BRIEF:
Show all lines from the data that include the word "date".

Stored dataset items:
===============

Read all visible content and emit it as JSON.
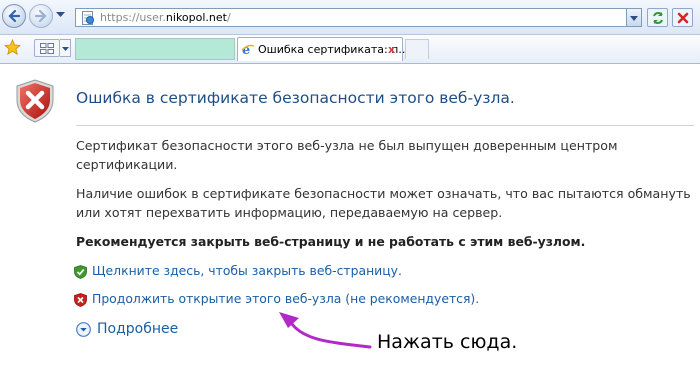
{
  "address_bar": {
    "url_prefix": "https://user.",
    "url_host": "nikopol.net",
    "url_suffix": "/"
  },
  "tabs": {
    "active_title": "Ошибка сертификата: п...",
    "close_glyph": "x"
  },
  "page": {
    "title": "Ошибка в сертификате безопасности этого веб-узла.",
    "paragraph_1": "Сертификат безопасности этого веб-узла не был выпущен доверенным центром сертификации.",
    "paragraph_2": "Наличие ошибок в сертификате безопасности может означать, что вас пытаются обмануть или хотят перехватить информацию, передаваемую на сервер.",
    "recommendation": "Рекомендуется закрыть веб-страницу и не работать с этим веб-узлом.",
    "link_close": "Щелкните здесь, чтобы закрыть веб-страницу.",
    "link_continue": "Продолжить открытие этого веб-узла (не рекомендуется).",
    "more_info": "Подробнее"
  },
  "annotation": {
    "text": "Нажать сюда."
  },
  "colors": {
    "title": "#1f4e85",
    "link": "#1a5ea6",
    "annotation_arrow": "#b02ac8",
    "shield_red": "#c8211d",
    "shield_green": "#3e9a2c"
  }
}
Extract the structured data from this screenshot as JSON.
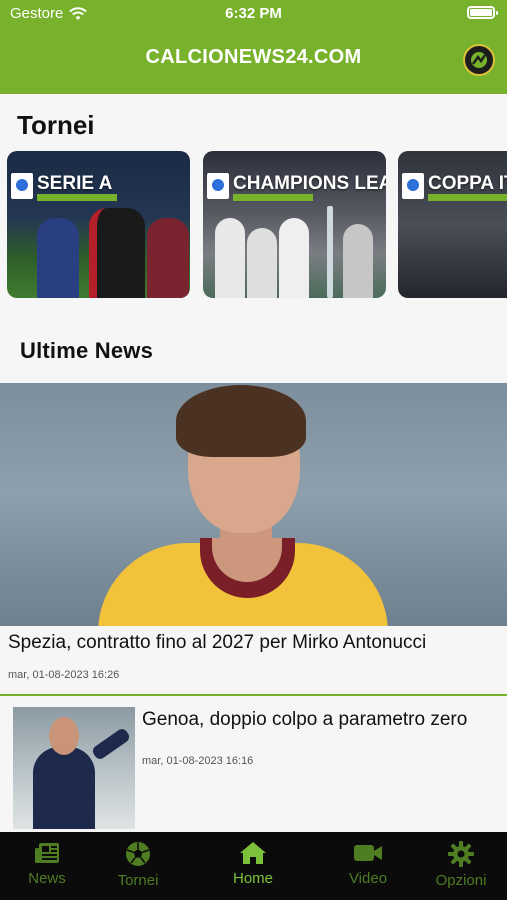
{
  "status_bar": {
    "carrier": "Gestore",
    "time": "6:32 PM"
  },
  "header": {
    "title": "CALCIONEWS24.COM",
    "logo_icon": "brand-logo-icon"
  },
  "sections": {
    "tournaments_title": "Tornei",
    "news_title": "Ultime News"
  },
  "tournaments": [
    {
      "label": "SERIE A"
    },
    {
      "label": "CHAMPIONS LEAGUE"
    },
    {
      "label": "COPPA IT"
    }
  ],
  "news": [
    {
      "title": "Spezia, contratto fino al 2027 per Mirko Antonucci",
      "date": "mar, 01-08-2023 16:26"
    },
    {
      "title": "Genoa, doppio colpo a parametro zero",
      "date": "mar, 01-08-2023 16:16"
    }
  ],
  "tabs": [
    {
      "label": "News",
      "icon": "newspaper-icon"
    },
    {
      "label": "Tornei",
      "icon": "soccer-ball-icon"
    },
    {
      "label": "Home",
      "icon": "home-icon"
    },
    {
      "label": "Video",
      "icon": "video-camera-icon"
    },
    {
      "label": "Opzioni",
      "icon": "gear-icon"
    }
  ],
  "colors": {
    "brand_green": "#78b22c",
    "tab_active": "#7bc23a",
    "tab_inactive": "#4e7d22"
  }
}
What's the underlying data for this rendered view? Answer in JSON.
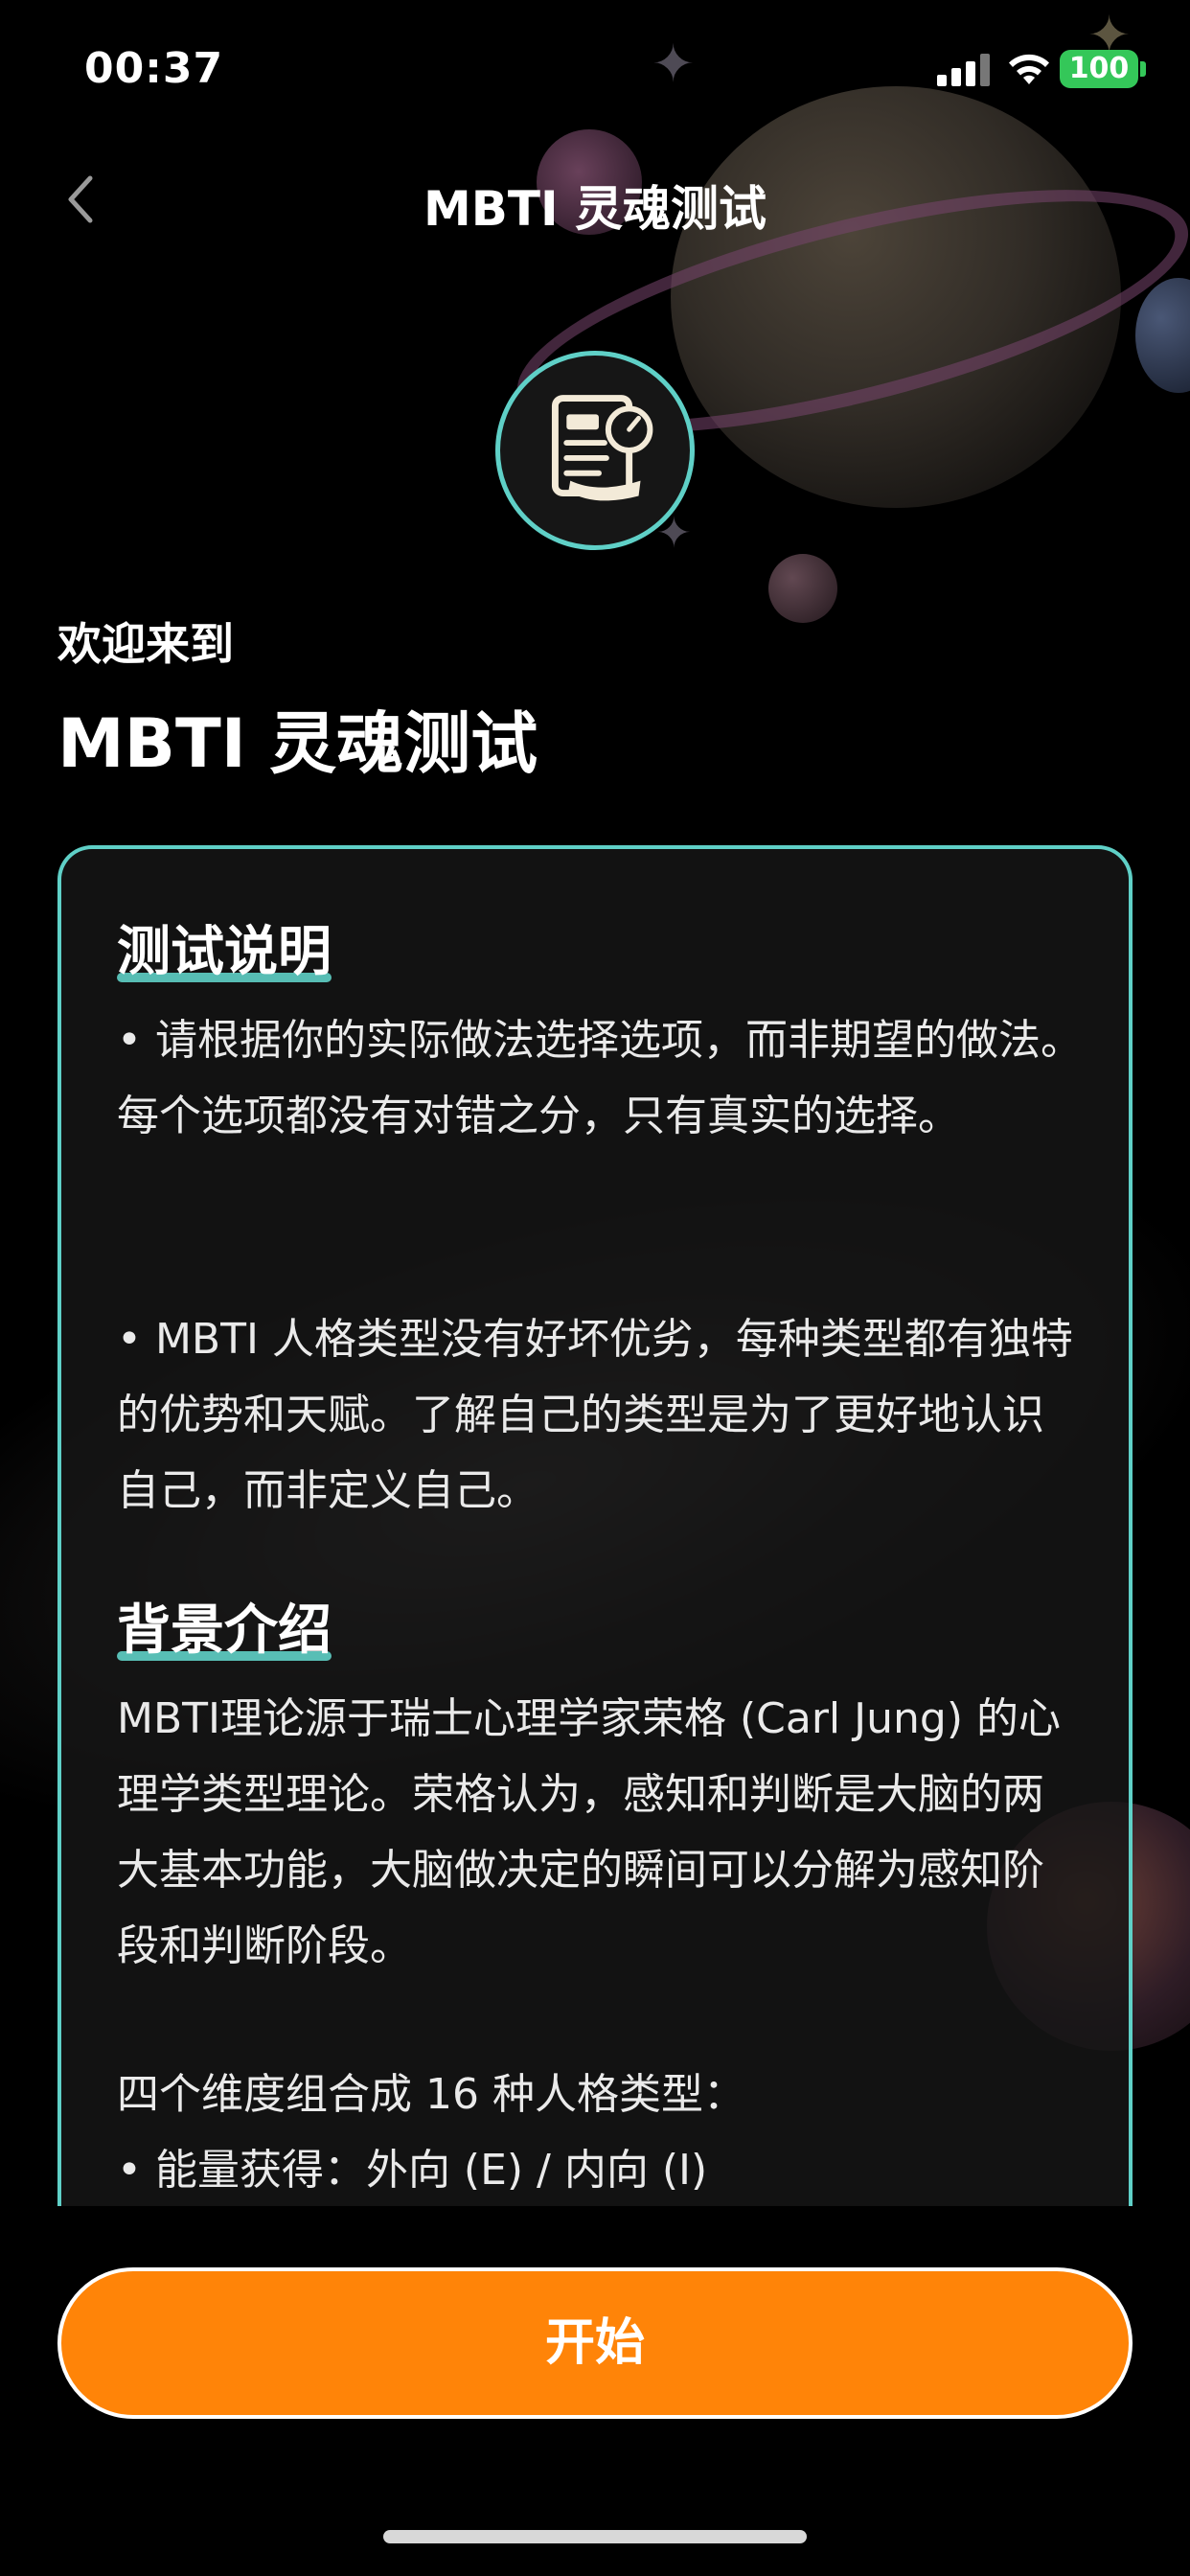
{
  "status_bar": {
    "time": "00:37",
    "battery": "100",
    "icons": [
      "cellular-signal-icon",
      "wifi-icon",
      "battery-icon"
    ]
  },
  "nav": {
    "back_icon": "chevron-left-icon",
    "title": "MBTI 灵魂测试"
  },
  "header": {
    "icon": "document-gauge-icon",
    "welcome": "欢迎来到",
    "title": "MBTI 灵魂测试"
  },
  "sections": [
    {
      "heading": "测试说明",
      "paragraphs": [
        "• 请根据你的实际做法选择选项，而非期望的做法。每个选项都没有对错之分，只有真实的选择。",
        "• MBTI 人格类型没有好坏优劣，每种类型都有独特的优势和天赋。了解自己的类型是为了更好地认识自己，而非定义自己。"
      ]
    },
    {
      "heading": "背景介绍",
      "paragraphs": [
        "MBTI理论源于瑞士心理学家荣格 (Carl Jung) 的心理学类型理论。荣格认为，感知和判断是大脑的两大基本功能，大脑做决定的瞬间可以分解为感知阶段和判断阶段。",
        "四个维度组合成 16 种人格类型：",
        "• 能量获得：外向 (E) / 内向 (I)"
      ]
    }
  ],
  "start_button": "开始",
  "colors": {
    "accent": "#5fd0c7",
    "button": "#ff8408",
    "battery": "#34c759"
  }
}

===============

ANSWER FOR THIS EXERCISE:
      "date": "mar, 01-08-2023 16:26"
      "date": "mar, 01-08-2023 16:16"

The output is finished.